(Extracted records)
- - - -
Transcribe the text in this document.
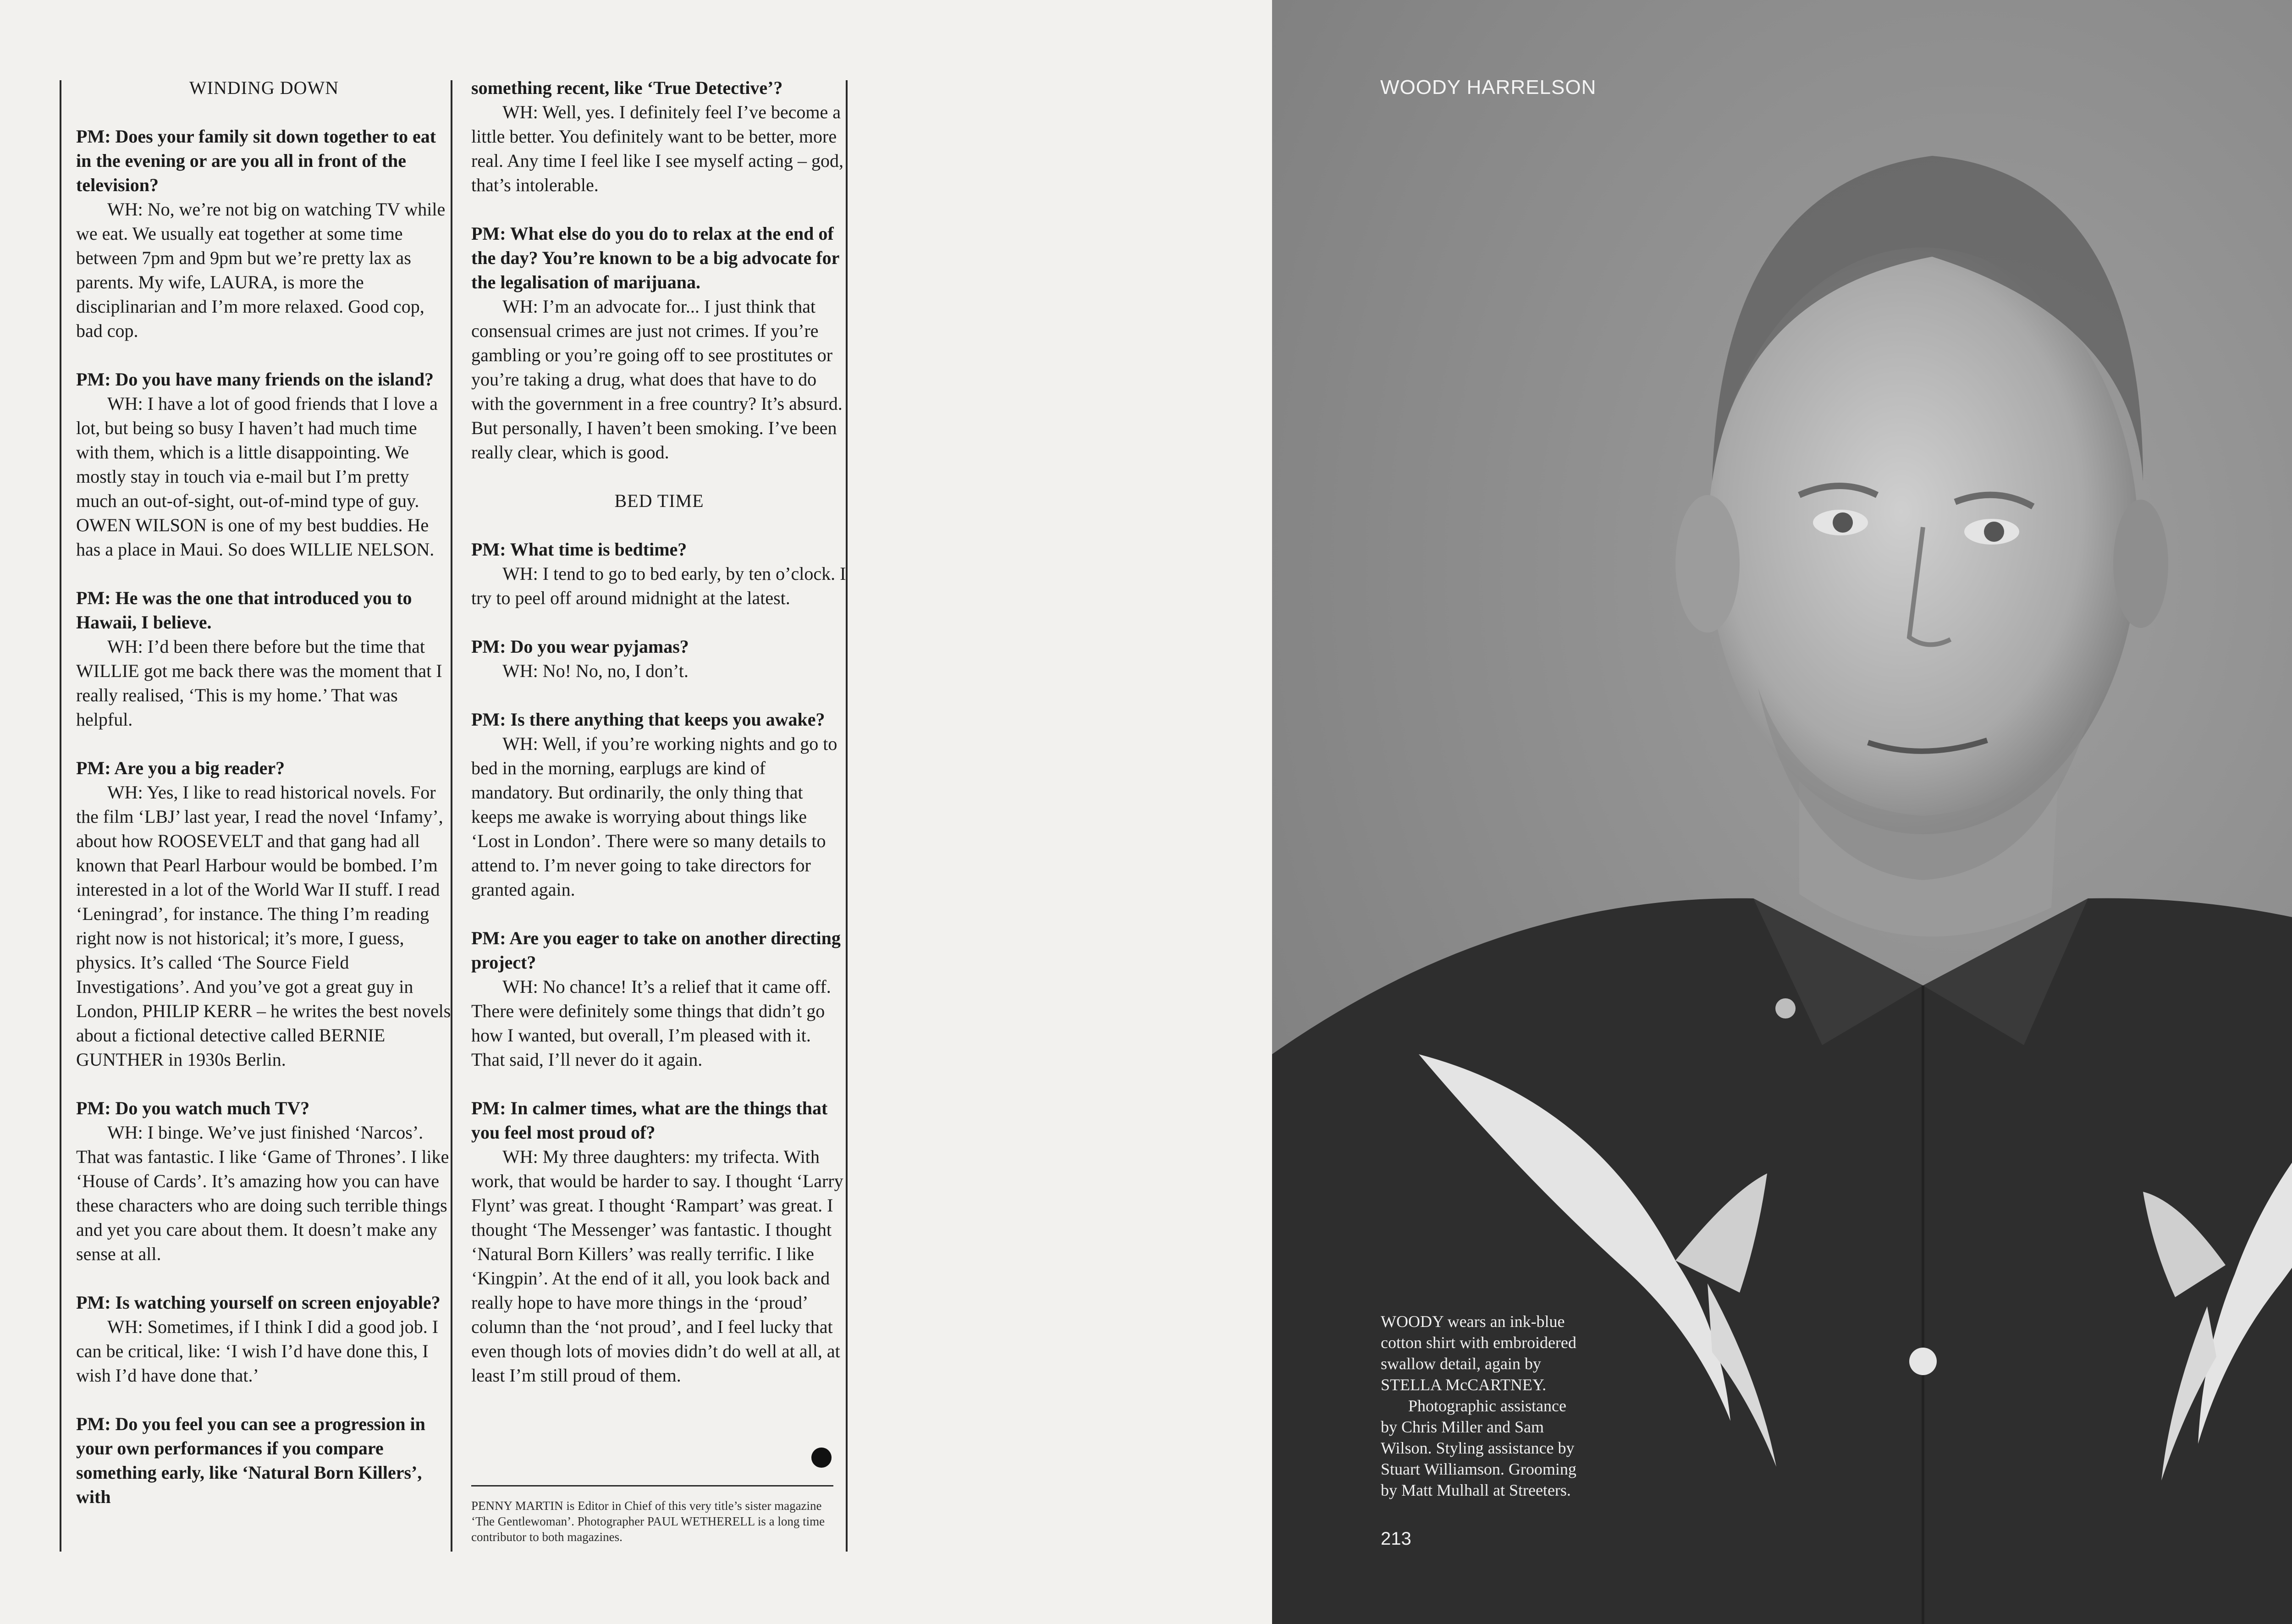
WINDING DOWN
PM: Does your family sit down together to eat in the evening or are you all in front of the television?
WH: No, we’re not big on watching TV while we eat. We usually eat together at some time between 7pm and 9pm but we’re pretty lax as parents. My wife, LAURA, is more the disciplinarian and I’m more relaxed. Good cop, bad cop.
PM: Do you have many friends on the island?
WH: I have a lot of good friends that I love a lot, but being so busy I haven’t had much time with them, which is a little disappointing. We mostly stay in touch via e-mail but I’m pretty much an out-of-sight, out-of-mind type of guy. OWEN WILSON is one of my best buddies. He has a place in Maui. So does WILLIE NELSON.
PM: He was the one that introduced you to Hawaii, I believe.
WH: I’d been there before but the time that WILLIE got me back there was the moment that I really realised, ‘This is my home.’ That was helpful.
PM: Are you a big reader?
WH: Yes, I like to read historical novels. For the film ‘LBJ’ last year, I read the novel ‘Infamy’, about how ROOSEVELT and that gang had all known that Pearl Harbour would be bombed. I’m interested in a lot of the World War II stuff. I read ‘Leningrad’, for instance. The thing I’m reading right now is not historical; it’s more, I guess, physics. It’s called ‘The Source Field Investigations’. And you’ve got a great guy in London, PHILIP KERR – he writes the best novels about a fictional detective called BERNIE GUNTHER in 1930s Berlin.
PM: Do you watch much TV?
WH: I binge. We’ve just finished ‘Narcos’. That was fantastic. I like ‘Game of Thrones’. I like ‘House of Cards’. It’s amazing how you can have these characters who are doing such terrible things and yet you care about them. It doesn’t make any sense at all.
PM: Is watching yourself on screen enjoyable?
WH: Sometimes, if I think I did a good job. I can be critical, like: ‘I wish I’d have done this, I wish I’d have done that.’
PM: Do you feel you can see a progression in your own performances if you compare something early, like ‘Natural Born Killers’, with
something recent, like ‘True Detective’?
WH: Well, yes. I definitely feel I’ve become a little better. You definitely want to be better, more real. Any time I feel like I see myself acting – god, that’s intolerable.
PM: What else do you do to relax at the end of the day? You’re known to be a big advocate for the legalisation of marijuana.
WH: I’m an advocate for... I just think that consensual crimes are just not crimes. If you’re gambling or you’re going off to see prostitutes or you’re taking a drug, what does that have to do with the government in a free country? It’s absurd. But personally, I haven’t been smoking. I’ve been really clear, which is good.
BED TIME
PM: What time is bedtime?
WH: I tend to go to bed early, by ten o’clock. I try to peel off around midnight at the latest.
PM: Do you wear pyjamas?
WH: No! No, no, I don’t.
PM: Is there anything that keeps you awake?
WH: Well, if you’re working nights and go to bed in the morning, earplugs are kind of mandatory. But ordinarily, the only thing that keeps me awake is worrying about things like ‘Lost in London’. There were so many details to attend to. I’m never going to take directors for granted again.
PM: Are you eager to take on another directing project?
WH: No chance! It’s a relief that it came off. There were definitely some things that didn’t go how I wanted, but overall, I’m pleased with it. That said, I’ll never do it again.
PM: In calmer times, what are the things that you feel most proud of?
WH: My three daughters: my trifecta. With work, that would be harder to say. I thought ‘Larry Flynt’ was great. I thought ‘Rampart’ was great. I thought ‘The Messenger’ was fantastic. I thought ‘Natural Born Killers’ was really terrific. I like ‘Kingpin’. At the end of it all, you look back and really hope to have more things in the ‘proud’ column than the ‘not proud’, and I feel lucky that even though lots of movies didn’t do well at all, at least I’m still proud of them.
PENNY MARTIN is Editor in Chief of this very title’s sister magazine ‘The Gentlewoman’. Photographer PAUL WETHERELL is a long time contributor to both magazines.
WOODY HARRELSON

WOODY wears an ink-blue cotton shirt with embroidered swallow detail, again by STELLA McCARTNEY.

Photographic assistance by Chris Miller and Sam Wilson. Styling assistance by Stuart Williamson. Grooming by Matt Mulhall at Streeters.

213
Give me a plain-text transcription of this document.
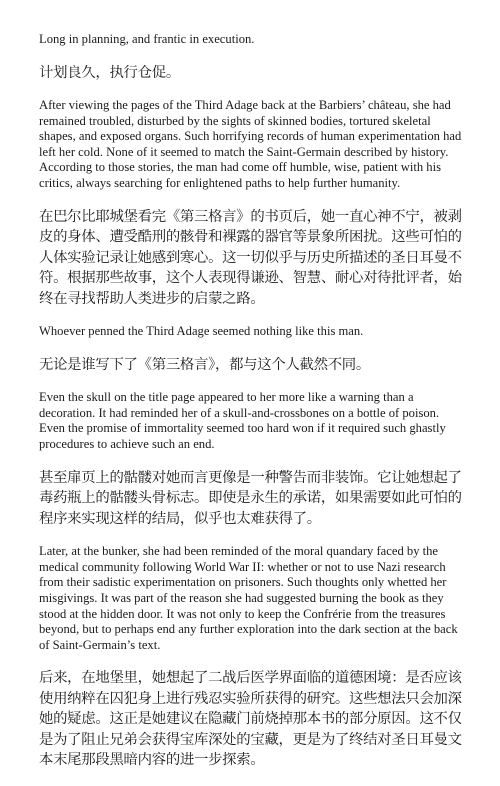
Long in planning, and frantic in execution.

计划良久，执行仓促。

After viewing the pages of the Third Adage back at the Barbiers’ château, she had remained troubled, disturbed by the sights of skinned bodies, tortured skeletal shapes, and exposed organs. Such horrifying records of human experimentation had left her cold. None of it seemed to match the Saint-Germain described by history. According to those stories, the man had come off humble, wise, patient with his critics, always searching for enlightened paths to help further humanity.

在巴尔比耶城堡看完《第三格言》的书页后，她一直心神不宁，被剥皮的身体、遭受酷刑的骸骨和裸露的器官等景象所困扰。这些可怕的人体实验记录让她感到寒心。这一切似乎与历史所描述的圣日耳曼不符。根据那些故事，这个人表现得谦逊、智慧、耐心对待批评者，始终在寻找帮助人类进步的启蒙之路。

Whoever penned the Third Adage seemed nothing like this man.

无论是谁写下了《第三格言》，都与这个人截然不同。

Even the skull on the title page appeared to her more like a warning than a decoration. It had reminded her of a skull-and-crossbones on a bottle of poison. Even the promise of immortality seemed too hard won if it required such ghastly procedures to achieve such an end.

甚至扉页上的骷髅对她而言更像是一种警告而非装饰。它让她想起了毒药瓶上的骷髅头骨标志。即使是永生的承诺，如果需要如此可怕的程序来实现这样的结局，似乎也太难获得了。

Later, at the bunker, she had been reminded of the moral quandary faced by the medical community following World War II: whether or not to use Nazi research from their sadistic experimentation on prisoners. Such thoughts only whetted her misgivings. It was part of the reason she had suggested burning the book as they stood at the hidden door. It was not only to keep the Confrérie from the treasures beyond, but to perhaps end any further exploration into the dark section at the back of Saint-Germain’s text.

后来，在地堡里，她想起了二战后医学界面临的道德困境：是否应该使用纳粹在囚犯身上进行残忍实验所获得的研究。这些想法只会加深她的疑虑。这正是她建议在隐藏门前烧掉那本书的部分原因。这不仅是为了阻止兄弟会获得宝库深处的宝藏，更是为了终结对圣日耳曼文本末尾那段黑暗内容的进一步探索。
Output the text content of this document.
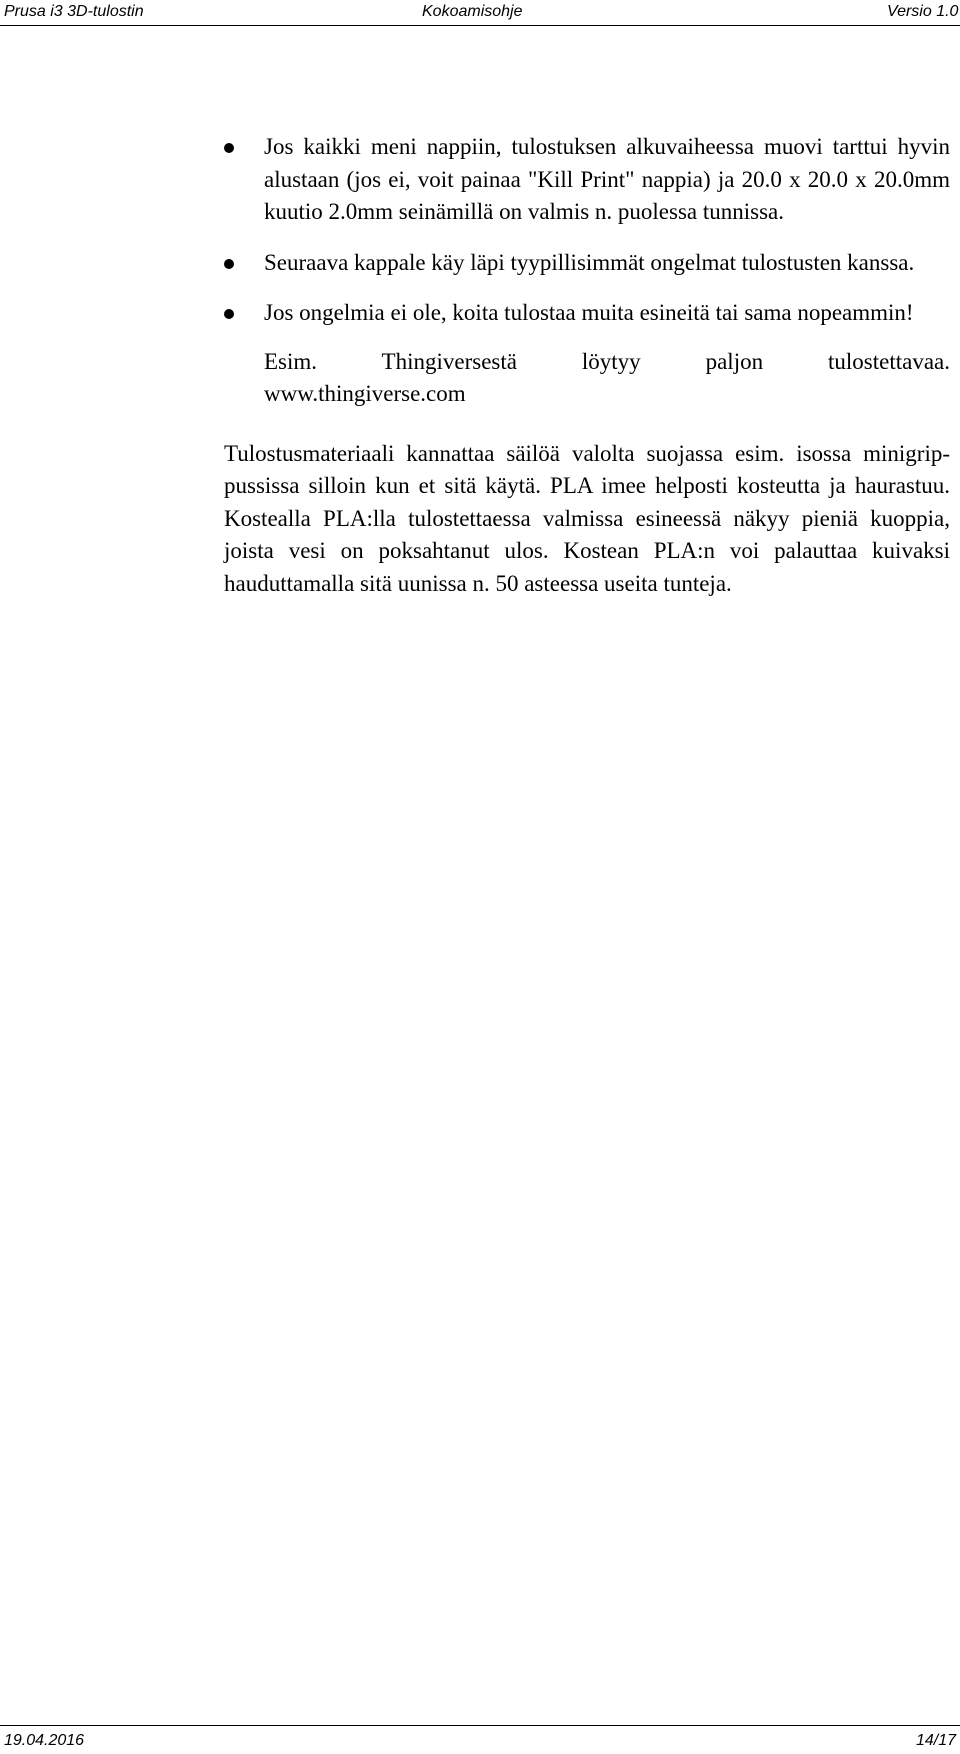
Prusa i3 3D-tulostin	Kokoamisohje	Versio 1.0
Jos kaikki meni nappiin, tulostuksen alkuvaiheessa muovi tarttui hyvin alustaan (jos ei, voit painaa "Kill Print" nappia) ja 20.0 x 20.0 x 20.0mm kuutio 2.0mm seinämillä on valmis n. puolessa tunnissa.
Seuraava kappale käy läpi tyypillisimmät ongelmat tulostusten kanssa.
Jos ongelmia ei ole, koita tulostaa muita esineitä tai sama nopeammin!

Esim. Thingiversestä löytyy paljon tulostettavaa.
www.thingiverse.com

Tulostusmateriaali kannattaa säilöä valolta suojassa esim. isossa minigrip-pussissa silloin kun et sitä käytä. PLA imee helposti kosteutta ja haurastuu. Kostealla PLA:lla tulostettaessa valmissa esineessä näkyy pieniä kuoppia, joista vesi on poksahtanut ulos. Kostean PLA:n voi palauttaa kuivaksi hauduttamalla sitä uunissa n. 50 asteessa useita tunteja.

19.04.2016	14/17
- - - -
- [Given task] In your copy of the listing above, reproduce each line exactly and omit all pictures.

- [Answer to the problem]
Transcribe the text in this document.
WINDING DOWN
PM: Does your family sit down together to eat in the evening or are you all in front of the television?
WH: No, we’re not big on watching TV while we eat. We usually eat together at some time between 7pm and 9pm but we’re pretty lax as parents. My wife, LAURA, is more the disciplinarian and I’m more relaxed. Good cop, bad cop.
PM: Do you have many friends on the island?
WH: I have a lot of good friends that I love a lot, but being so busy I haven’t had much time with them, which is a little disappointing. We mostly stay in touch via e-mail but I’m pretty much an out-of-sight, out-of-mind type of guy. OWEN WILSON is one of my best buddies. He has a place in Maui. So does WILLIE NELSON.
PM: He was the one that introduced you to Hawaii, I believe.
WH: I’d been there before but the time that WILLIE got me back there was the moment that I really realised, ‘This is my home.’ That was helpful.
PM: Are you a big reader?
WH: Yes, I like to read historical novels. For the film ‘LBJ’ last year, I read the novel ‘Infamy’, about how ROOSEVELT and that gang had all known that Pearl Harbour would be bombed. I’m interested in a lot of the World War II stuff. I read ‘Leningrad’, for instance. The thing I’m reading right now is not historical; it’s more, I guess, physics. It’s called ‘The Source Field Investigations’. And you’ve got a great guy in London, PHILIP KERR – he writes the best novels about a fictional detective called BERNIE GUNTHER in 1930s Berlin.
PM: Do you watch much TV?
WH: I binge. We’ve just finished ‘Narcos’. That was fantastic. I like ‘Game of Thrones’. I like ‘House of Cards’. It’s amazing how you can have these characters who are doing such terrible things and yet you care about them. It doesn’t make any sense at all.
PM: Is watching yourself on screen enjoyable?
WH: Sometimes, if I think I did a good job. I can be critical, like: ‘I wish I’d have done this, I wish I’d have done that.’
PM: Do you feel you can see a progression in your own performances if you compare something early, like ‘Natural Born Killers’, with
something recent, like ‘True Detective’?
WH: Well, yes. I definitely feel I’ve become a little better. You definitely want to be better, more real. Any time I feel like I see myself acting – god, that’s intolerable.
PM: What else do you do to relax at the end of the day? You’re known to be a big advocate for the legalisation of marijuana.
WH: I’m an advocate for... I just think that consensual crimes are just not crimes. If you’re gambling or you’re going off to see prostitutes or you’re taking a drug, what does that have to do with the government in a free country? It’s absurd. But personally, I haven’t been smoking. I’ve been really clear, which is good.
BED TIME
PM: What time is bedtime?
WH: I tend to go to bed early, by ten o’clock. I try to peel off around midnight at the latest.
PM: Do you wear pyjamas?
WH: No! No, no, I don’t.
PM: Is there anything that keeps you awake?
WH: Well, if you’re working nights and go to bed in the morning, earplugs are kind of mandatory. But ordinarily, the only thing that keeps me awake is worrying about things like ‘Lost in London’. There were so many details to attend to. I’m never going to take directors for granted again.
PM: Are you eager to take on another directing project?
WH: No chance! It’s a relief that it came off. There were definitely some things that didn’t go how I wanted, but overall, I’m pleased with it. That said, I’ll never do it again.
PM: In calmer times, what are the things that you feel most proud of?
WH: My three daughters: my trifecta. With work, that would be harder to say. I thought ‘Larry Flynt’ was great. I thought ‘Rampart’ was great. I thought ‘The Messenger’ was fantastic. I thought ‘Natural Born Killers’ was really terrific. I like ‘Kingpin’. At the end of it all, you look back and really hope to have more things in the ‘proud’ column than the ‘not proud’, and I feel lucky that even though lots of movies didn’t do well at all, at least I’m still proud of them.
PENNY MARTIN is Editor in Chief of this very title’s sister magazine ‘The Gentlewoman’. Photographer PAUL WETHERELL is a long time contributor to both magazines.
WOODY HARRELSON

WOODY wears an ink-blue cotton shirt with embroidered swallow detail, again by STELLA McCARTNEY.

Photographic assistance by Chris Miller and Sam Wilson. Styling assistance by Stuart Williamson. Grooming by Matt Mulhall at Streeters.

213
Give me a plain-text transcription of this document.
Long in planning, and frantic in execution.

计划良久，执行仓促。

After viewing the pages of the Third Adage back at the Barbiers’ château, she had remained troubled, disturbed by the sights of skinned bodies, tortured skeletal shapes, and exposed organs. Such horrifying records of human experimentation had left her cold. None of it seemed to match the Saint-Germain described by history. According to those stories, the man had come off humble, wise, patient with his critics, always searching for enlightened paths to help further humanity.

在巴尔比耶城堡看完《第三格言》的书页后，她一直心神不宁，被剥皮的身体、遭受酷刑的骸骨和裸露的器官等景象所困扰。这些可怕的人体实验记录让她感到寒心。这一切似乎与历史所描述的圣日耳曼不符。根据那些故事，这个人表现得谦逊、智慧、耐心对待批评者，始终在寻找帮助人类进步的启蒙之路。

Whoever penned the Third Adage seemed nothing like this man.

无论是谁写下了《第三格言》，都与这个人截然不同。

Even the skull on the title page appeared to her more like a warning than a decoration. It had reminded her of a skull-and-crossbones on a bottle of poison. Even the promise of immortality seemed too hard won if it required such ghastly procedures to achieve such an end.

甚至扉页上的骷髅对她而言更像是一种警告而非装饰。它让她想起了毒药瓶上的骷髅头骨标志。即使是永生的承诺，如果需要如此可怕的程序来实现这样的结局，似乎也太难获得了。

Later, at the bunker, she had been reminded of the moral quandary faced by the medical community following World War II: whether or not to use Nazi research from their sadistic experimentation on prisoners. Such thoughts only whetted her misgivings. It was part of the reason she had suggested burning the book as they stood at the hidden door. It was not only to keep the Confrérie from the treasures beyond, but to perhaps end any further exploration into the dark section at the back of Saint-Germain’s text.

后来，在地堡里，她想起了二战后医学界面临的道德困境：是否应该使用纳粹在囚犯身上进行残忍实验所获得的研究。这些想法只会加深她的疑虑。这正是她建议在隐藏门前烧掉那本书的部分原因。这不仅是为了阻止兄弟会获得宝库深处的宝藏，更是为了终结对圣日耳曼文本末尾那段黑暗内容的进一步探索。
Output the text content of this document.
Prusa i3 3D-tulostin	Kokoamisohje	Versio 1.0
Jos kaikki meni nappiin, tulostuksen alkuvaiheessa muovi tarttui hyvin alustaan (jos ei, voit painaa "Kill Print" nappia) ja 20.0 x 20.0 x 20.0mm kuutio 2.0mm seinämillä on valmis n. puolessa tunnissa.
Seuraava kappale käy läpi tyypillisimmät ongelmat tulostusten kanssa.
Jos ongelmia ei ole, koita tulostaa muita esineitä tai sama nopeammin!

Esim. Thingiversestä löytyy paljon tulostettavaa.
www.thingiverse.com

Tulostusmateriaali kannattaa säilöä valolta suojassa esim. isossa minigrip-pussissa silloin kun et sitä käytä. PLA imee helposti kosteutta ja haurastuu. Kostealla PLA:lla tulostettaessa valmissa esineessä näkyy pieniä kuoppia, joista vesi on poksahtanut ulos. Kostean PLA:n voi palauttaa kuivaksi hauduttamalla sitä uunissa n. 50 asteessa useita tunteja.

19.04.2016	14/17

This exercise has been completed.